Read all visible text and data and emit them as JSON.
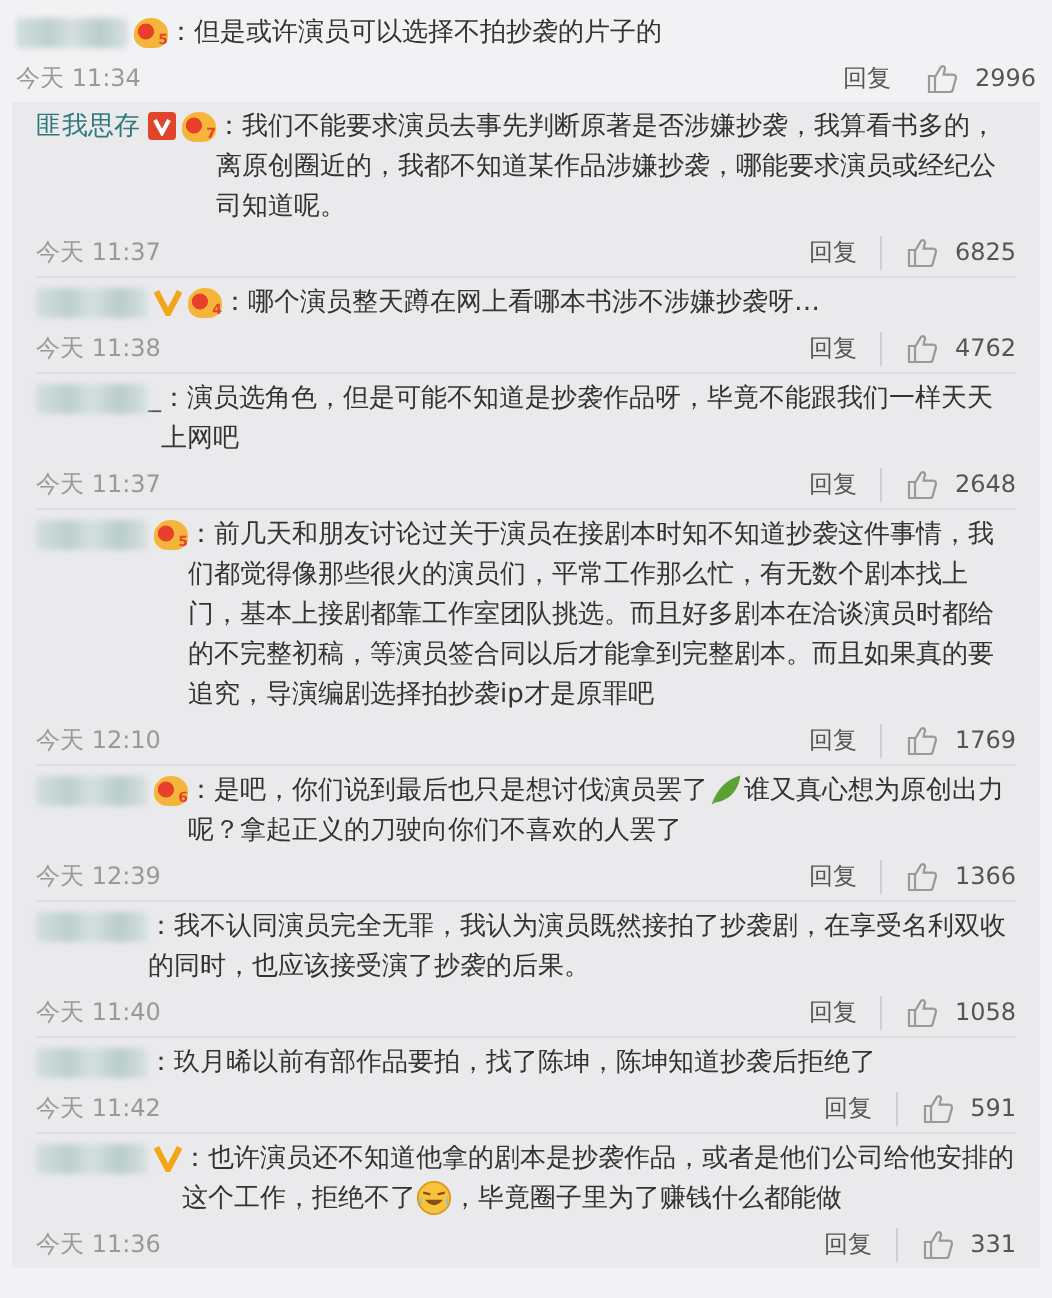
{
  "comment": {
    "badges": [
      {
        "kind": "level",
        "text": "5"
      }
    ],
    "segments": [
      {
        "kind": "text",
        "text": "：但是或许演员可以选择不拍抄袭的片子的"
      }
    ],
    "time": "今天 11:34",
    "reply": "回复",
    "likes": "2996"
  },
  "replies": [
    {
      "name": "匪我思存",
      "badges": [
        {
          "kind": "red-v"
        },
        {
          "kind": "level",
          "text": "7"
        }
      ],
      "segments": [
        {
          "kind": "text",
          "text": "：我们不能要求演员去事先判断原著是否涉嫌抄袭，我算看书多的，离原创圈近的，我都不知道某作品涉嫌抄袭，哪能要求演员或经纪公司知道呢。"
        }
      ],
      "time": "今天 11:37",
      "reply": "回复",
      "likes": "6825"
    },
    {
      "badges": [
        {
          "kind": "orange-v"
        },
        {
          "kind": "level",
          "text": "4"
        }
      ],
      "segments": [
        {
          "kind": "text",
          "text": "：哪个演员整天蹲在网上看哪本书涉不涉嫌抄袭呀…"
        }
      ],
      "time": "今天 11:38",
      "reply": "回复",
      "likes": "4762"
    },
    {
      "name_suffix": "_",
      "segments": [
        {
          "kind": "text",
          "text": "：演员选角色，但是可能不知道是抄袭作品呀，毕竟不能跟我们一样天天上网吧"
        }
      ],
      "time": "今天 11:37",
      "reply": "回复",
      "likes": "2648"
    },
    {
      "badges": [
        {
          "kind": "level",
          "text": "5"
        }
      ],
      "segments": [
        {
          "kind": "text",
          "text": "：前几天和朋友讨论过关于演员在接剧本时知不知道抄袭这件事情，我们都觉得像那些很火的演员们，平常工作那么忙，有无数个剧本找上门，基本上接剧都靠工作室团队挑选。而且好多剧本在洽谈演员时都给的不完整初稿，等演员签合同以后才能拿到完整剧本。而且如果真的要追究，导演编剧选择拍抄袭ip才是原罪吧"
        }
      ],
      "time": "今天 12:10",
      "reply": "回复",
      "likes": "1769"
    },
    {
      "badges": [
        {
          "kind": "level",
          "text": "6"
        }
      ],
      "segments": [
        {
          "kind": "text",
          "text": "：是吧，你们说到最后也只是想讨伐演员罢了"
        },
        {
          "kind": "leaf"
        },
        {
          "kind": "text",
          "text": "谁又真心想为原创出力呢？拿起正义的刀驶向你们不喜欢的人罢了"
        }
      ],
      "time": "今天 12:39",
      "reply": "回复",
      "likes": "1366"
    },
    {
      "segments": [
        {
          "kind": "text",
          "text": "：我不认同演员完全无罪，我认为演员既然接拍了抄袭剧，在享受名利双收的同时，也应该接受演了抄袭的后果。"
        }
      ],
      "time": "今天 11:40",
      "reply": "回复",
      "likes": "1058"
    },
    {
      "segments": [
        {
          "kind": "text",
          "text": "：玖月晞以前有部作品要拍，找了陈坤，陈坤知道抄袭后拒绝了"
        }
      ],
      "time": "今天 11:42",
      "reply": "回复",
      "likes": "591"
    },
    {
      "badges": [
        {
          "kind": "orange-v"
        }
      ],
      "segments": [
        {
          "kind": "text",
          "text": "：也许演员还不知道他拿的剧本是抄袭作品，或者是他们公司给他安排的这个工作，拒绝不了"
        },
        {
          "kind": "laughing-face"
        },
        {
          "kind": "text",
          "text": "，毕竟圈子里为了赚钱什么都能做"
        }
      ],
      "time": "今天 11:36",
      "reply": "回复",
      "likes": "331"
    }
  ]
}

-*-

== Directions ==
Gather each line from the entries above that includes the word "likes".

== Output below ==
    "likes": "2996"
      "likes": "6825"
      "likes": "4762"
      "likes": "2648"
      "likes": "1769"
      "likes": "1366"
      "likes": "1058"
      "likes": "591"
      "likes": "331"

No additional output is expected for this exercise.